>>>

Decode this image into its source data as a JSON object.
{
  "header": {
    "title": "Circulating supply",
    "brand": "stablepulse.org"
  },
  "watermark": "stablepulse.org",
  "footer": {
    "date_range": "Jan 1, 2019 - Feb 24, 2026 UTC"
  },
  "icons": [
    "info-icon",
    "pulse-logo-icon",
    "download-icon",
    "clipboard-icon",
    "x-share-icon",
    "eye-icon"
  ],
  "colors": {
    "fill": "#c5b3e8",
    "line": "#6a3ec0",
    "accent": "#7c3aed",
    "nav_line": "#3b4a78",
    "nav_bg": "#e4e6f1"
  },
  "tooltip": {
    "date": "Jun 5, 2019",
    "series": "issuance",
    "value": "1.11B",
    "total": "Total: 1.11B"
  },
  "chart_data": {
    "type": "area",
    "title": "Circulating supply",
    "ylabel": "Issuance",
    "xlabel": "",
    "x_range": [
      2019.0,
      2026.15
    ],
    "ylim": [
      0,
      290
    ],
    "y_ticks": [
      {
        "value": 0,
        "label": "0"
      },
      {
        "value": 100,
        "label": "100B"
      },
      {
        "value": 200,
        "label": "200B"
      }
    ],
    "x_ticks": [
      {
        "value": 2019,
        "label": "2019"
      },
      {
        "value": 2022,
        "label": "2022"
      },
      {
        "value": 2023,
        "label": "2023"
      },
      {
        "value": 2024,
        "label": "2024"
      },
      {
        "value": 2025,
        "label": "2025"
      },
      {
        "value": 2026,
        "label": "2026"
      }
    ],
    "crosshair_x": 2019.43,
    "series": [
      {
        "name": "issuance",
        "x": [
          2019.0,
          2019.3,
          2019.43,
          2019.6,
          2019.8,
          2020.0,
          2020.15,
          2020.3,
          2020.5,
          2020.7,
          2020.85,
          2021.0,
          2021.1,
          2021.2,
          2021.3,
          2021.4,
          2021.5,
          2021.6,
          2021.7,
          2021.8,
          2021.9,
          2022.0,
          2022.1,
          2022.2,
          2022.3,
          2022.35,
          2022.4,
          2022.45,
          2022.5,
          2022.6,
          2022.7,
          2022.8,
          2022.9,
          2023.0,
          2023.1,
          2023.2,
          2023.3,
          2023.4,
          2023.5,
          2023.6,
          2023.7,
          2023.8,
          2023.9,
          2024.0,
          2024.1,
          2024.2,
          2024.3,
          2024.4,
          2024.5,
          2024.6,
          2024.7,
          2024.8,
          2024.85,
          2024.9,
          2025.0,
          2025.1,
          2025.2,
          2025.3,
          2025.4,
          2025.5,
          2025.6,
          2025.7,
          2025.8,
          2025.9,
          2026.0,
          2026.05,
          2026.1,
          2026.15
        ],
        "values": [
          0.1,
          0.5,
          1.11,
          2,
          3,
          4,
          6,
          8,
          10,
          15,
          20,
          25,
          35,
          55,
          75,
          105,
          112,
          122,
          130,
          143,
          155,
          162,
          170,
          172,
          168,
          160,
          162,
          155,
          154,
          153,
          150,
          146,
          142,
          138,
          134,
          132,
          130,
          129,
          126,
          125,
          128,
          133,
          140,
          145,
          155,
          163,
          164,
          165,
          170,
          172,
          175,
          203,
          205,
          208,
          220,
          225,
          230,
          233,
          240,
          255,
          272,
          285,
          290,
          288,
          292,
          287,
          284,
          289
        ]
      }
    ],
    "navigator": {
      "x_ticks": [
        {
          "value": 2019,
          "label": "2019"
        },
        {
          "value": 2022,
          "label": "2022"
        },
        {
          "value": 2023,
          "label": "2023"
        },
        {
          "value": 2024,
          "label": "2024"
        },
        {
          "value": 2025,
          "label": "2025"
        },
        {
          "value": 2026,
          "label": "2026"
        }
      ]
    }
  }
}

<<<

◆ **Aim**
Transcribe every entry exactly.

◆ **Exercise response**
Decode this image into its source data as a JSON object.
{
  "header": {
    "title": "Circulating supply",
    "brand": "stablepulse.org"
  },
  "watermark": "stablepulse.org",
  "footer": {
    "date_range": "Jan 1, 2019 - Feb 24, 2026 UTC"
  },
  "icons": [
    "info-icon",
    "pulse-logo-icon",
    "download-icon",
    "clipboard-icon",
    "x-share-icon",
    "eye-icon"
  ],
  "colors": {
    "fill": "#c5b3e8",
    "line": "#6a3ec0",
    "accent": "#7c3aed",
    "nav_line": "#3b4a78",
    "nav_bg": "#e4e6f1"
  },
  "tooltip": {
    "date": "Jun 5, 2019",
    "series": "issuance",
    "value": "1.11B",
    "total": "Total: 1.11B"
  },
  "chart_data": {
    "type": "area",
    "title": "Circulating supply",
    "ylabel": "Issuance",
    "xlabel": "",
    "x_range": [
      2019.0,
      2026.15
    ],
    "ylim": [
      0,
      290
    ],
    "y_ticks": [
      {
        "value": 0,
        "label": "0"
      },
      {
        "value": 100,
        "label": "100B"
      },
      {
        "value": 200,
        "label": "200B"
      }
    ],
    "x_ticks": [
      {
        "value": 2019,
        "label": "2019"
      },
      {
        "value": 2022,
        "label": "2022"
      },
      {
        "value": 2023,
        "label": "2023"
      },
      {
        "value": 2024,
        "label": "2024"
      },
      {
        "value": 2025,
        "label": "2025"
      },
      {
        "value": 2026,
        "label": "2026"
      }
    ],
    "crosshair_x": 2019.43,
    "series": [
      {
        "name": "issuance",
        "x": [
          2019.0,
          2019.3,
          2019.43,
          2019.6,
          2019.8,
          2020.0,
          2020.15,
          2020.3,
          2020.5,
          2020.7,
          2020.85,
          2021.0,
          2021.1,
          2021.2,
          2021.3,
          2021.4,
          2021.5,
          2021.6,
          2021.7,
          2021.8,
          2021.9,
          2022.0,
          2022.1,
          2022.2,
          2022.3,
          2022.35,
          2022.4,
          2022.45,
          2022.5,
          2022.6,
          2022.7,
          2022.8,
          2022.9,
          2023.0,
          2023.1,
          2023.2,
          2023.3,
          2023.4,
          2023.5,
          2023.6,
          2023.7,
          2023.8,
          2023.9,
          2024.0,
          2024.1,
          2024.2,
          2024.3,
          2024.4,
          2024.5,
          2024.6,
          2024.7,
          2024.8,
          2024.85,
          2024.9,
          2025.0,
          2025.1,
          2025.2,
          2025.3,
          2025.4,
          2025.5,
          2025.6,
          2025.7,
          2025.8,
          2025.9,
          2026.0,
          2026.05,
          2026.1,
          2026.15
        ],
        "values": [
          0.1,
          0.5,
          1.11,
          2,
          3,
          4,
          6,
          8,
          10,
          15,
          20,
          25,
          35,
          55,
          75,
          105,
          112,
          122,
          130,
          143,
          155,
          162,
          170,
          172,
          168,
          160,
          162,
          155,
          154,
          153,
          150,
          146,
          142,
          138,
          134,
          132,
          130,
          129,
          126,
          125,
          128,
          133,
          140,
          145,
          155,
          163,
          164,
          165,
          170,
          172,
          175,
          203,
          205,
          208,
          220,
          225,
          230,
          233,
          240,
          255,
          272,
          285,
          290,
          288,
          292,
          287,
          284,
          289
        ]
      }
    ],
    "navigator": {
      "x_ticks": [
        {
          "value": 2019,
          "label": "2019"
        },
        {
          "value": 2022,
          "label": "2022"
        },
        {
          "value": 2023,
          "label": "2023"
        },
        {
          "value": 2024,
          "label": "2024"
        },
        {
          "value": 2025,
          "label": "2025"
        },
        {
          "value": 2026,
          "label": "2026"
        }
      ]
    }
  }
}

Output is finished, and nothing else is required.